• Task statement
Say how many lines hold the string "that", and nothing more.

[start of Extracted entries]

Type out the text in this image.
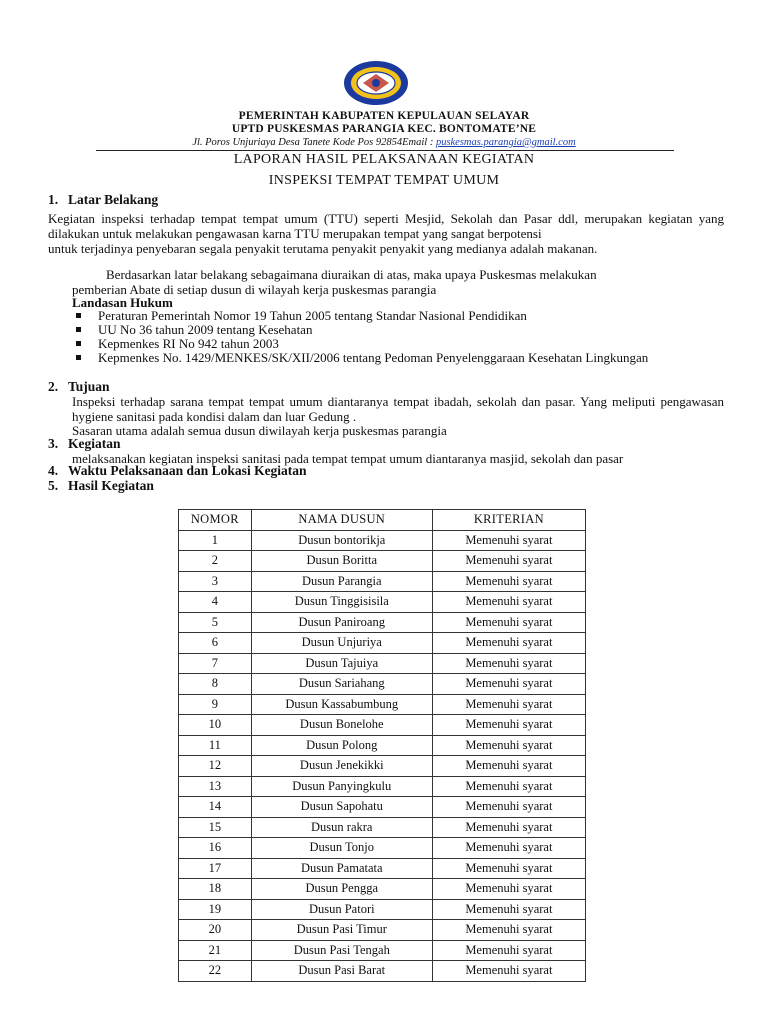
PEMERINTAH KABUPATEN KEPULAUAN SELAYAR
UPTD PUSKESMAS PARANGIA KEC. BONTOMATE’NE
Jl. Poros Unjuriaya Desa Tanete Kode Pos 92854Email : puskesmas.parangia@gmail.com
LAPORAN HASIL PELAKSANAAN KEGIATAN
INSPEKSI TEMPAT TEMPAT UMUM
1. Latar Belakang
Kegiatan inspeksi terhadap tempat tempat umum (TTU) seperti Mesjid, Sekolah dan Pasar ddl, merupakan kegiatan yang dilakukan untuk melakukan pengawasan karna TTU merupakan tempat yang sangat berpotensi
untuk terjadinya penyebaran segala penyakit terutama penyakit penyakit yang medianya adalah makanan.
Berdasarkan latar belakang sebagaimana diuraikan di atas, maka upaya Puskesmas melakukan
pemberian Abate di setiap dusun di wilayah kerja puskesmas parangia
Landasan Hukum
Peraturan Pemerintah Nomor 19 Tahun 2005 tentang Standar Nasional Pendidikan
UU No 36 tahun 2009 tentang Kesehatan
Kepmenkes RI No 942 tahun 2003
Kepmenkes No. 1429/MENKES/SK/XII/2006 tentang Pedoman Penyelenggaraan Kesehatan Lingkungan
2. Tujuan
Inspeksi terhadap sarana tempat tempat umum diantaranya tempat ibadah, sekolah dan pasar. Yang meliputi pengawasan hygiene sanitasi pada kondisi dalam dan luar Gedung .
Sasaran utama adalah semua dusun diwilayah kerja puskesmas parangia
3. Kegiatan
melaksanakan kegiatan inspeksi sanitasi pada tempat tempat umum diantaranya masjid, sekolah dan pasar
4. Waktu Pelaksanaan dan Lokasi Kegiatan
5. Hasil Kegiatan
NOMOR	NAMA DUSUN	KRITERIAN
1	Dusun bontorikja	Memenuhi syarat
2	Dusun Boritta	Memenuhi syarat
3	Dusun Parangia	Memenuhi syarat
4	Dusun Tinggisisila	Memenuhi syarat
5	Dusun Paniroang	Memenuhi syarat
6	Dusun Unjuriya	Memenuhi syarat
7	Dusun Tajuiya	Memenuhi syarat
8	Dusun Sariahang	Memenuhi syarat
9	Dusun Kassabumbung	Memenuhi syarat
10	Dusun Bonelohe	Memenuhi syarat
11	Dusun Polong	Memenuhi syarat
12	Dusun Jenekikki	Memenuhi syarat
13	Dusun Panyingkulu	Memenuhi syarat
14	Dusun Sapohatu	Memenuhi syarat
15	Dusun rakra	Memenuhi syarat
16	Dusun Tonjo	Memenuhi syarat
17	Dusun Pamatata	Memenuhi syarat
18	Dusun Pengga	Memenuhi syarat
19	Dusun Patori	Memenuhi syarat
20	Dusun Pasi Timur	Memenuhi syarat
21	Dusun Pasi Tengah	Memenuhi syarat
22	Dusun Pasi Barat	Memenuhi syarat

[end of Extracted entries]
[start of Extracted entries]

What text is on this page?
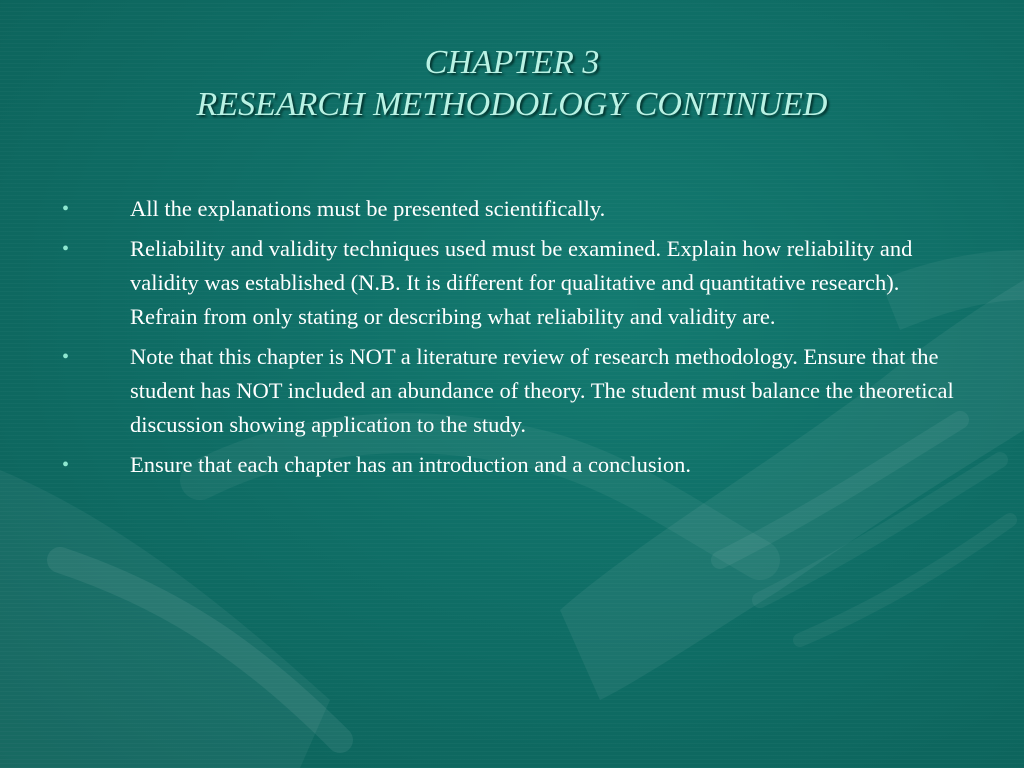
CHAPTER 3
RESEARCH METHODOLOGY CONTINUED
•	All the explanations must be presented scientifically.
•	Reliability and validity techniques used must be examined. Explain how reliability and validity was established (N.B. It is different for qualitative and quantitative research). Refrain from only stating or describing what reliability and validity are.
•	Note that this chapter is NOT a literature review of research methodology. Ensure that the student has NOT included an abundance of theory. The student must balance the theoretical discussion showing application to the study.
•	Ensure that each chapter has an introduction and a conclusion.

[end of Extracted entries]

• Solution to the exercise
2